> _THE EXERCISE_: Leaving out the pictures, retype all the material exactly.

> _PROVIDED DATA_:

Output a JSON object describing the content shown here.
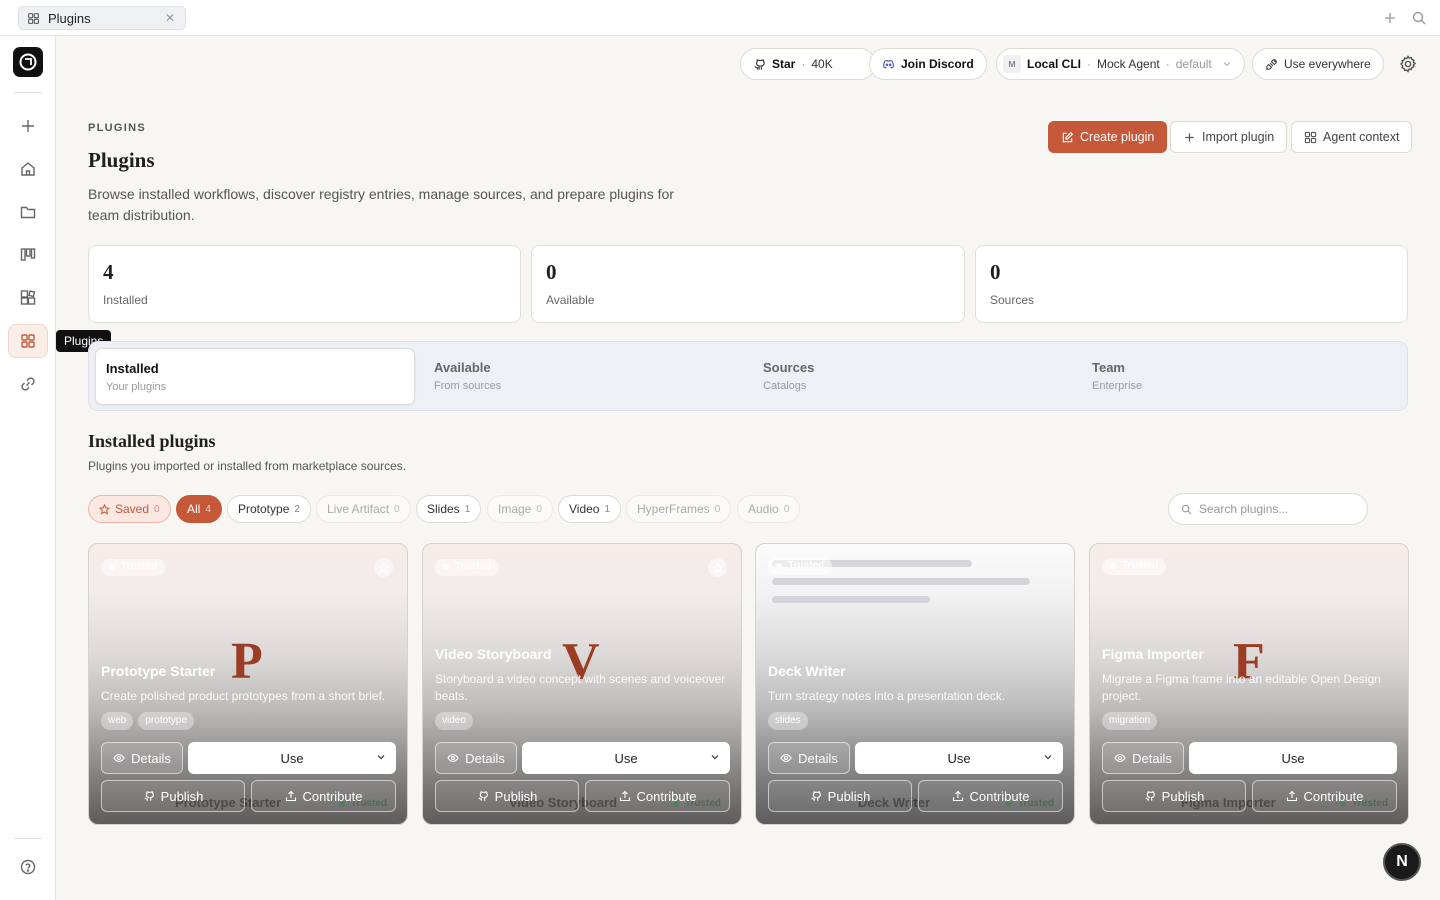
{
  "tab": {
    "label": "Plugins"
  },
  "header": {
    "star": {
      "label": "Star",
      "count": "40K"
    },
    "discord": {
      "label": "Join Discord"
    },
    "agent": {
      "name": "Local CLI",
      "agent": "Mock Agent",
      "profile": "default"
    },
    "use_everywhere": "Use everywhere"
  },
  "rail": {
    "tooltip": "Plugins"
  },
  "page": {
    "eyebrow": "PLUGINS",
    "title": "Plugins",
    "description": "Browse installed workflows, discover registry entries, manage sources, and prepare plugins for team distribution.",
    "actions": {
      "create": "Create plugin",
      "import": "Import plugin",
      "context": "Agent context"
    }
  },
  "stats": [
    {
      "value": "4",
      "label": "Installed"
    },
    {
      "value": "0",
      "label": "Available"
    },
    {
      "value": "0",
      "label": "Sources"
    }
  ],
  "segments": [
    {
      "title": "Installed",
      "sub": "Your plugins"
    },
    {
      "title": "Available",
      "sub": "From sources"
    },
    {
      "title": "Sources",
      "sub": "Catalogs"
    },
    {
      "title": "Team",
      "sub": "Enterprise"
    }
  ],
  "section": {
    "title": "Installed plugins",
    "subtitle": "Plugins you imported or installed from marketplace sources."
  },
  "filters": [
    {
      "label": "Saved",
      "count": "0"
    },
    {
      "label": "All",
      "count": "4"
    },
    {
      "label": "Prototype",
      "count": "2"
    },
    {
      "label": "Live Artifact",
      "count": "0"
    },
    {
      "label": "Slides",
      "count": "1"
    },
    {
      "label": "Image",
      "count": "0"
    },
    {
      "label": "Video",
      "count": "1"
    },
    {
      "label": "HyperFrames",
      "count": "0"
    },
    {
      "label": "Audio",
      "count": "0"
    }
  ],
  "search": {
    "placeholder": "Search plugins..."
  },
  "card_labels": {
    "trusted": "Trusted",
    "details": "Details",
    "use": "Use",
    "publish": "Publish",
    "contribute": "Contribute"
  },
  "cards": [
    {
      "letter": "P",
      "title": "Prototype Starter",
      "description": "Create polished product prototypes from a short brief.",
      "tags": [
        "web",
        "prototype"
      ]
    },
    {
      "letter": "V",
      "title": "Video Storyboard",
      "description": "Storyboard a video concept with scenes and voiceover beats.",
      "tags": [
        "video"
      ]
    },
    {
      "letter": "",
      "title": "Deck Writer",
      "description": "Turn strategy notes into a presentation deck.",
      "tags": [
        "slides"
      ]
    },
    {
      "letter": "F",
      "title": "Figma Importer",
      "description": "Migrate a Figma frame into an editable Open Design project.",
      "tags": [
        "migration"
      ]
    }
  ],
  "badge": {
    "label": "N"
  },
  "colors": {
    "accent": "#c6583a",
    "letter": "#9b3d24"
  }
}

> _TASK SOLUTION_:
Output a JSON object describing the content shown here.
{
  "tab": {
    "label": "Plugins"
  },
  "header": {
    "star": {
      "label": "Star",
      "count": "40K"
    },
    "discord": {
      "label": "Join Discord"
    },
    "agent": {
      "name": "Local CLI",
      "agent": "Mock Agent",
      "profile": "default"
    },
    "use_everywhere": "Use everywhere"
  },
  "rail": {
    "tooltip": "Plugins"
  },
  "page": {
    "eyebrow": "PLUGINS",
    "title": "Plugins",
    "description": "Browse installed workflows, discover registry entries, manage sources, and prepare plugins for team distribution.",
    "actions": {
      "create": "Create plugin",
      "import": "Import plugin",
      "context": "Agent context"
    }
  },
  "stats": [
    {
      "value": "4",
      "label": "Installed"
    },
    {
      "value": "0",
      "label": "Available"
    },
    {
      "value": "0",
      "label": "Sources"
    }
  ],
  "segments": [
    {
      "title": "Installed",
      "sub": "Your plugins"
    },
    {
      "title": "Available",
      "sub": "From sources"
    },
    {
      "title": "Sources",
      "sub": "Catalogs"
    },
    {
      "title": "Team",
      "sub": "Enterprise"
    }
  ],
  "section": {
    "title": "Installed plugins",
    "subtitle": "Plugins you imported or installed from marketplace sources."
  },
  "filters": [
    {
      "label": "Saved",
      "count": "0"
    },
    {
      "label": "All",
      "count": "4"
    },
    {
      "label": "Prototype",
      "count": "2"
    },
    {
      "label": "Live Artifact",
      "count": "0"
    },
    {
      "label": "Slides",
      "count": "1"
    },
    {
      "label": "Image",
      "count": "0"
    },
    {
      "label": "Video",
      "count": "1"
    },
    {
      "label": "HyperFrames",
      "count": "0"
    },
    {
      "label": "Audio",
      "count": "0"
    }
  ],
  "search": {
    "placeholder": "Search plugins..."
  },
  "card_labels": {
    "trusted": "Trusted",
    "details": "Details",
    "use": "Use",
    "publish": "Publish",
    "contribute": "Contribute"
  },
  "cards": [
    {
      "letter": "P",
      "title": "Prototype Starter",
      "description": "Create polished product prototypes from a short brief.",
      "tags": [
        "web",
        "prototype"
      ]
    },
    {
      "letter": "V",
      "title": "Video Storyboard",
      "description": "Storyboard a video concept with scenes and voiceover beats.",
      "tags": [
        "video"
      ]
    },
    {
      "letter": "",
      "title": "Deck Writer",
      "description": "Turn strategy notes into a presentation deck.",
      "tags": [
        "slides"
      ]
    },
    {
      "letter": "F",
      "title": "Figma Importer",
      "description": "Migrate a Figma frame into an editable Open Design project.",
      "tags": [
        "migration"
      ]
    }
  ],
  "badge": {
    "label": "N"
  },
  "colors": {
    "accent": "#c6583a",
    "letter": "#9b3d24"
  }
}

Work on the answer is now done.